___ Dataset rows

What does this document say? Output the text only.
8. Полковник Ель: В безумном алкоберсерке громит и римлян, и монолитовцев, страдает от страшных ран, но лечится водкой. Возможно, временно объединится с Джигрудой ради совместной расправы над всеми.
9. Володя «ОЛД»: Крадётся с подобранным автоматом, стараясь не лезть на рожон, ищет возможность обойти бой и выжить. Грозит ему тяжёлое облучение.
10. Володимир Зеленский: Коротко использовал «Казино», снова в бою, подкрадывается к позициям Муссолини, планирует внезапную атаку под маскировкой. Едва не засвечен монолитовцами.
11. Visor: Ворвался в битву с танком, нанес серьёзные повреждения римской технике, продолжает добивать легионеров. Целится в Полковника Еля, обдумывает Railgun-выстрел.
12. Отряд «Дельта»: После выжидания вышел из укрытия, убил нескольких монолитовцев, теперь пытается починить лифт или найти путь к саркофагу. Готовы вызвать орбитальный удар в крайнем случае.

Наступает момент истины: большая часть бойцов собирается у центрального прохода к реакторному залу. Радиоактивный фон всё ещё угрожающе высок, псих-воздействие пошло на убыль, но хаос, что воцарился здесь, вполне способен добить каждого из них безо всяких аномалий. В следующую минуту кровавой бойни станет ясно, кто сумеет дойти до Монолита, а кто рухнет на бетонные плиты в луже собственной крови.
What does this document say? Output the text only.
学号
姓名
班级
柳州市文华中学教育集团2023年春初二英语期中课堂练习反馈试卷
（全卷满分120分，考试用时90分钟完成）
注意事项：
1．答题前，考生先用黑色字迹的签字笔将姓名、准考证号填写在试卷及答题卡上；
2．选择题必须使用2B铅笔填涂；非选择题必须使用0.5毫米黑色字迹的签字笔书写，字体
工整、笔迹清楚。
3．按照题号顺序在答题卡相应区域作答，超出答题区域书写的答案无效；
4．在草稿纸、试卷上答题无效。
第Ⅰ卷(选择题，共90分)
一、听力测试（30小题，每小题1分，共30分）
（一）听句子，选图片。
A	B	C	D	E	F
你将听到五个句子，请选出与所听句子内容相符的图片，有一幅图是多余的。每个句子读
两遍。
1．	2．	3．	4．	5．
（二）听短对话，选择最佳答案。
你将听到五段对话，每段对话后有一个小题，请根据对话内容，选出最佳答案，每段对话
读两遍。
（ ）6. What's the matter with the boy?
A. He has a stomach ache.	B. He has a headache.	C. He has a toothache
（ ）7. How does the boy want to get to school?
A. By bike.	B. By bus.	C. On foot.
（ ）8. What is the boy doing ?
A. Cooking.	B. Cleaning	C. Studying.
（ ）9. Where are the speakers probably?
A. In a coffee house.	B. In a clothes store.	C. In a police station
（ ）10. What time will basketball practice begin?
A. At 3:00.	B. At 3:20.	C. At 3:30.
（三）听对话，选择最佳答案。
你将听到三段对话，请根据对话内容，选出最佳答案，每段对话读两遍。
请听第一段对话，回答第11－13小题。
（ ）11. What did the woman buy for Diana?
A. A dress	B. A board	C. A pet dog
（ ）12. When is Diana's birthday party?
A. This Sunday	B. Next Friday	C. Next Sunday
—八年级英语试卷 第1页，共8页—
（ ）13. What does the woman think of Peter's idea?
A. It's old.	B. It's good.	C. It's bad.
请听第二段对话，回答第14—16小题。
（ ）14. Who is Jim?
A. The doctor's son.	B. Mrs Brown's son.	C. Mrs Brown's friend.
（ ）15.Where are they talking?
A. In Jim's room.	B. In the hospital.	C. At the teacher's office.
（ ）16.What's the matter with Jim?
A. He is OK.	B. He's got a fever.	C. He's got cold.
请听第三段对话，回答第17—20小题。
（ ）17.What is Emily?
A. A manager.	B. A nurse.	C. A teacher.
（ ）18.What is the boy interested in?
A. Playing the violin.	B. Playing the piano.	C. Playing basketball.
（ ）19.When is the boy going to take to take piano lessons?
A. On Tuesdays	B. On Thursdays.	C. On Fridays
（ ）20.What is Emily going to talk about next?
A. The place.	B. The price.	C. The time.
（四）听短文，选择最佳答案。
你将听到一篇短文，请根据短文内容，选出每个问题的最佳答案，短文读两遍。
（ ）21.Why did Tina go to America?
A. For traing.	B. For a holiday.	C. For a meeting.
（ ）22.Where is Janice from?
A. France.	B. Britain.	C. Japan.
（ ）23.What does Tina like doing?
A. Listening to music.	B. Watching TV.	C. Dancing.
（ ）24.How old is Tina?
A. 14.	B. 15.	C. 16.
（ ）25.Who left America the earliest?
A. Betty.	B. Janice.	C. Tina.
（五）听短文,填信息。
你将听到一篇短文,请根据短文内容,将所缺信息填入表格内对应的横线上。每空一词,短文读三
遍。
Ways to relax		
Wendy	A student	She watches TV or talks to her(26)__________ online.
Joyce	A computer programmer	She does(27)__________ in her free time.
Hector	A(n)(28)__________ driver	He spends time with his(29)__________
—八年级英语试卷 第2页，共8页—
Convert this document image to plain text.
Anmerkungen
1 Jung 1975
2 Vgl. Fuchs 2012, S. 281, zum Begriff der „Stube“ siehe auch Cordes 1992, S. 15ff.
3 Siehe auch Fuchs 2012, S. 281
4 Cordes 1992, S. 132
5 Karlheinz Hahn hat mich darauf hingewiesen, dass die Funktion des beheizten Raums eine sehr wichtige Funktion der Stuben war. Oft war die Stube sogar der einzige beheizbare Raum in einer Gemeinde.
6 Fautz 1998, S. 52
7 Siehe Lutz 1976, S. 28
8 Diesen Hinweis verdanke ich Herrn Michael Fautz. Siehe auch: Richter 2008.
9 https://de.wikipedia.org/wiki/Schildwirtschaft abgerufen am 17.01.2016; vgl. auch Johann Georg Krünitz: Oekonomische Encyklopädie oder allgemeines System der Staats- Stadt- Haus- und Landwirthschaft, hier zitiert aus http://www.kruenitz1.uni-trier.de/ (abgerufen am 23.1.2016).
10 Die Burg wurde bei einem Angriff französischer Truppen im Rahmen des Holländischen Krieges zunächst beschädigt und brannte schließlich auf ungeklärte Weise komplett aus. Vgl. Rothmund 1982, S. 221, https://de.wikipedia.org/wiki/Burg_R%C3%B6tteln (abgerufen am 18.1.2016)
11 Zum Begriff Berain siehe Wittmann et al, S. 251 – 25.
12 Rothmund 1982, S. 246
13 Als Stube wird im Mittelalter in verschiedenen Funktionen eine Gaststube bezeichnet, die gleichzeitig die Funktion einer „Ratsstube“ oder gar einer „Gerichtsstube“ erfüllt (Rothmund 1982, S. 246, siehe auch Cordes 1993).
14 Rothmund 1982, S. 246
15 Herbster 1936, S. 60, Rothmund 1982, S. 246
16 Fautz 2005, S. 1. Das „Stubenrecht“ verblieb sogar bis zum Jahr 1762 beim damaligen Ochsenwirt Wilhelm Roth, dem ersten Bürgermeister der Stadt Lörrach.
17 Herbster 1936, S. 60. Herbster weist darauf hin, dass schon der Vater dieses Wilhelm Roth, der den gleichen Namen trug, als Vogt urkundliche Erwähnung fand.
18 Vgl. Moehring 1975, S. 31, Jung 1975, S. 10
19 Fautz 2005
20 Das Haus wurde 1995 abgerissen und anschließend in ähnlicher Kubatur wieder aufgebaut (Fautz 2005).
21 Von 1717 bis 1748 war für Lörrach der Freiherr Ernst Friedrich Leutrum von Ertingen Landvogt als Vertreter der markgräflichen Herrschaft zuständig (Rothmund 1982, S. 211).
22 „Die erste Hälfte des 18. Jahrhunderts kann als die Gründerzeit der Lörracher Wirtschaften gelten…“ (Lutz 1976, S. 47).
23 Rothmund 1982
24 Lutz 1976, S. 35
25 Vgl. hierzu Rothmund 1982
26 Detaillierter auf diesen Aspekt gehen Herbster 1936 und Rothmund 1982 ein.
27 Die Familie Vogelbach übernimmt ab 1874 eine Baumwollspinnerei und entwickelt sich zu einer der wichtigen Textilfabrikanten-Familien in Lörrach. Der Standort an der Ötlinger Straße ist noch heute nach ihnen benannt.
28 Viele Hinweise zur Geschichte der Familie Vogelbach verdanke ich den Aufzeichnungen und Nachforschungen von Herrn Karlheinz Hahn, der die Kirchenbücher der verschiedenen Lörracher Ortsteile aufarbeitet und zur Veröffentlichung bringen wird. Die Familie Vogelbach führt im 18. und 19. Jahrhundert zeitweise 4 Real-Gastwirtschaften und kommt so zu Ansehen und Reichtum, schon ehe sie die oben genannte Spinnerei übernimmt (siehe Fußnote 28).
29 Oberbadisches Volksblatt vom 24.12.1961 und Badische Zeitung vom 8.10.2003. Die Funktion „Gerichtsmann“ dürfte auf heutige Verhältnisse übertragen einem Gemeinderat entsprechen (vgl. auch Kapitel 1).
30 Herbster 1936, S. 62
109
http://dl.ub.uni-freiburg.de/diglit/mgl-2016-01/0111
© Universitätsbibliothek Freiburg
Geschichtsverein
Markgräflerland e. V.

______

- _The exercise_:
Copy out every line in the entries above that holds "Familie".

- _Response to the exercise_:
27 Die Familie Vogelbach übernimmt ab 1874 eine Baumwollspinnerei und entwickelt sich zu einer der wichtigen Textilfabrikanten-Familien in Lörrach. Der Standort an der Ötlinger Straße ist noch heute nach ihnen benannt.
28 Viele Hinweise zur Geschichte der Familie Vogelbach verdanke ich den Aufzeichnungen und Nachforschungen von Herrn Karlheinz Hahn, der die Kirchenbücher der verschiedenen Lörracher Ortsteile aufarbeitet und zur Veröffentlichung bringen wird. Die Familie Vogelbach führt im 18. und 19. Jahrhundert zeitweise 4 Real-Gastwirtschaften und kommt so zu Ansehen und Reichtum, schon ehe sie die oben genannte Spinnerei übernimmt (siehe Fußnote 28).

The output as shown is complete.